------ Text to read ------
2. The configurations defined in `presets.py` will override the `configs.yaml`. Make sure they are as desired.
3. Run the experiment using the following command:

In [None]:
python experiments/experiment_definitions.py run_standard_dreamer --name "DreamerV3 Baseline" --description "DreamerV3 standard configuration run" --num_seeds 2

### Optimized Replay Buffer
Follow steps 1-3 from the previous section. To activate the prioritized replay buffer, `replay_context` has to be 1. The remaining important configurations we used are listed below:
* `"replay.fracs.uniform"`: `0.0`
* `"replay.fracs.priority"`: `1.0`
* `"replay.fracs.recency"`: `0.0`
* `"replay.prio.exponent"`: `0.8`
* `"replay.prio.maxfrac"`: `0.5`
* `"replay.prio.initial"`: `1.0`
* `"replay.prio.zero_on_sample"`: `False`

<br><br>
When setup, run:

In [None]:
python experiments/experiment_definitions.py run_replay_buffer_experiment --name "DreamerV3 Prioritized Replay Buffer" --description "DreamerV3 optimized replay buffer configuration run" --num_seeds 2

### Latent Reward Disagreement (Exp. Decay)
------
Set exercise: Summarize the DreamerV3 run instructions above in two sentences.
------ Data extract ------
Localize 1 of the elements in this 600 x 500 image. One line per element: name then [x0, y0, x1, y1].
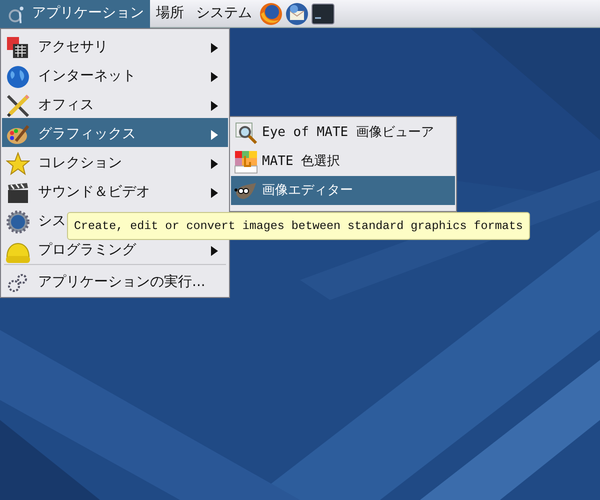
------
Expected answer: Settings in `presets.py` override those in `configs.yaml`, and the standard DreamerV3 baseline runs through `experiments/experiment_definitions.py` with `run_standard_dreamer` and two seeds. The prioritized replay buffer is activated by setting `replay_context` to 1, and the listed configurations put the priority fraction at 1.0 and the uniform and recency fractions at 0.0; it runs with `run_replay_buffer_experiment`, also over two seeds.